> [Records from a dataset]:

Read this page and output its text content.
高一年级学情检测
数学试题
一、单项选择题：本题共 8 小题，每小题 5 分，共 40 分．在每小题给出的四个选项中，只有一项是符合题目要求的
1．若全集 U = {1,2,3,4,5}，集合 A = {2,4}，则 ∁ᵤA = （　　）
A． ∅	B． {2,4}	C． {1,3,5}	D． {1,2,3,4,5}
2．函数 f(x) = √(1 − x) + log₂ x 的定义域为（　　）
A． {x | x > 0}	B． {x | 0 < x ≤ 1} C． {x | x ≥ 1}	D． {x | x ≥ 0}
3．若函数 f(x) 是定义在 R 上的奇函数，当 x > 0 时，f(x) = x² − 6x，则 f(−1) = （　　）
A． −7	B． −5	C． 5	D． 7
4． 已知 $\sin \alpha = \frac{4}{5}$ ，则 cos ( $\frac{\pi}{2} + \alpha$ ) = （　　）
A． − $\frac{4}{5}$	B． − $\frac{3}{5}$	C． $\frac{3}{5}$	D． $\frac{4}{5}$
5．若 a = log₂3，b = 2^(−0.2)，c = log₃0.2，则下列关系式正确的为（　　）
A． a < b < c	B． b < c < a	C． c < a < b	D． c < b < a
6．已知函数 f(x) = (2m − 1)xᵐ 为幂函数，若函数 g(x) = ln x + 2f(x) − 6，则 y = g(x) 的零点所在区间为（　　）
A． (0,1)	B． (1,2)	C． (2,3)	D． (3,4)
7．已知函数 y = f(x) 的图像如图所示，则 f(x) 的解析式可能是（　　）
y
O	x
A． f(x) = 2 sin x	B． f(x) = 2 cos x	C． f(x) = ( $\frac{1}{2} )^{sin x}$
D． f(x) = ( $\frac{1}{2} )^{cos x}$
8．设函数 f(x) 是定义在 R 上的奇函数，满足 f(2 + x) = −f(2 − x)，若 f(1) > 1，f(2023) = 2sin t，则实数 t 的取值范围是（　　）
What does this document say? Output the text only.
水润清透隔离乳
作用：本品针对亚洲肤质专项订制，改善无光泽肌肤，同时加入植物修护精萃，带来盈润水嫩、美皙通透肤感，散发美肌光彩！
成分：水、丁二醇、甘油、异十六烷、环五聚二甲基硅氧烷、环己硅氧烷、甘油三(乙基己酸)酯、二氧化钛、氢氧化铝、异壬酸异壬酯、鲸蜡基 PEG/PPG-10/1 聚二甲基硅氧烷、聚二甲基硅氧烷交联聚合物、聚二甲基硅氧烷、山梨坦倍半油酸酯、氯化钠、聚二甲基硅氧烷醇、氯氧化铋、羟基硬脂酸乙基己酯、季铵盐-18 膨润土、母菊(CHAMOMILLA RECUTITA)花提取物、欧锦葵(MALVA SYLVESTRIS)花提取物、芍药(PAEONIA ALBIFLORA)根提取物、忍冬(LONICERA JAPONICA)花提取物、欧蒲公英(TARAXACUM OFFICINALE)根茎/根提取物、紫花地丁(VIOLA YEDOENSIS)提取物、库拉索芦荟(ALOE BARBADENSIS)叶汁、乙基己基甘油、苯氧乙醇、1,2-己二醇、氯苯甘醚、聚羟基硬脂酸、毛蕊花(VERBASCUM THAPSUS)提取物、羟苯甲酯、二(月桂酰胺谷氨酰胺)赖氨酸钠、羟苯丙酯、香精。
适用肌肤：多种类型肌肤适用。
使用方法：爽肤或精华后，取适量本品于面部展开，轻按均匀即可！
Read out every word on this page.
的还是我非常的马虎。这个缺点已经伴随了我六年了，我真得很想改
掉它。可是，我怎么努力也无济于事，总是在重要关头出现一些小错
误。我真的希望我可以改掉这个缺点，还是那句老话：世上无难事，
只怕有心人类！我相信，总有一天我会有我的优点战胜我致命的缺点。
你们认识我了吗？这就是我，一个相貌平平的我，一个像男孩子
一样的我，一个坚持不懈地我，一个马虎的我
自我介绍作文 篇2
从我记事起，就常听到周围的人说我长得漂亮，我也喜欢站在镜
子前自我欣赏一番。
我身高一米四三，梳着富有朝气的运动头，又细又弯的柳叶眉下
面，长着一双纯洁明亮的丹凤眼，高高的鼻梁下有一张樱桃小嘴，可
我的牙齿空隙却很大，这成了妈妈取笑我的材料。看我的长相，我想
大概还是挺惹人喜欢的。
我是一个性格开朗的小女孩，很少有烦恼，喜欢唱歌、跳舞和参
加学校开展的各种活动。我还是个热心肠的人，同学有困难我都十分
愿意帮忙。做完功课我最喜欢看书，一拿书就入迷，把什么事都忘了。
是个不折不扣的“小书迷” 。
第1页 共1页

> [STATED PROBLEM]:
From the line containing "Read out every word on this page." through the final line of the listing above, retype every line exactly; leave out everything else.

> [RESULT OF THIS TASK]:
Read out every word on this page.
的还是我非常的马虎。这个缺点已经伴随了我六年了，我真得很想改
掉它。可是，我怎么努力也无济于事，总是在重要关头出现一些小错
误。我真的希望我可以改掉这个缺点，还是那句老话：世上无难事，
只怕有心人类！我相信，总有一天我会有我的优点战胜我致命的缺点。
你们认识我了吗？这就是我，一个相貌平平的我，一个像男孩子
一样的我，一个坚持不懈地我，一个马虎的我
自我介绍作文 篇2
从我记事起，就常听到周围的人说我长得漂亮，我也喜欢站在镜
子前自我欣赏一番。
我身高一米四三，梳着富有朝气的运动头，又细又弯的柳叶眉下
面，长着一双纯洁明亮的丹凤眼，高高的鼻梁下有一张樱桃小嘴，可
我的牙齿空隙却很大，这成了妈妈取笑我的材料。看我的长相，我想
大概还是挺惹人喜欢的。
我是一个性格开朗的小女孩，很少有烦恼，喜欢唱歌、跳舞和参
加学校开展的各种活动。我还是个热心肠的人，同学有困难我都十分
愿意帮忙。做完功课我最喜欢看书，一拿书就入迷，把什么事都忘了。
是个不折不扣的“小书迷” 。
第1页 共1页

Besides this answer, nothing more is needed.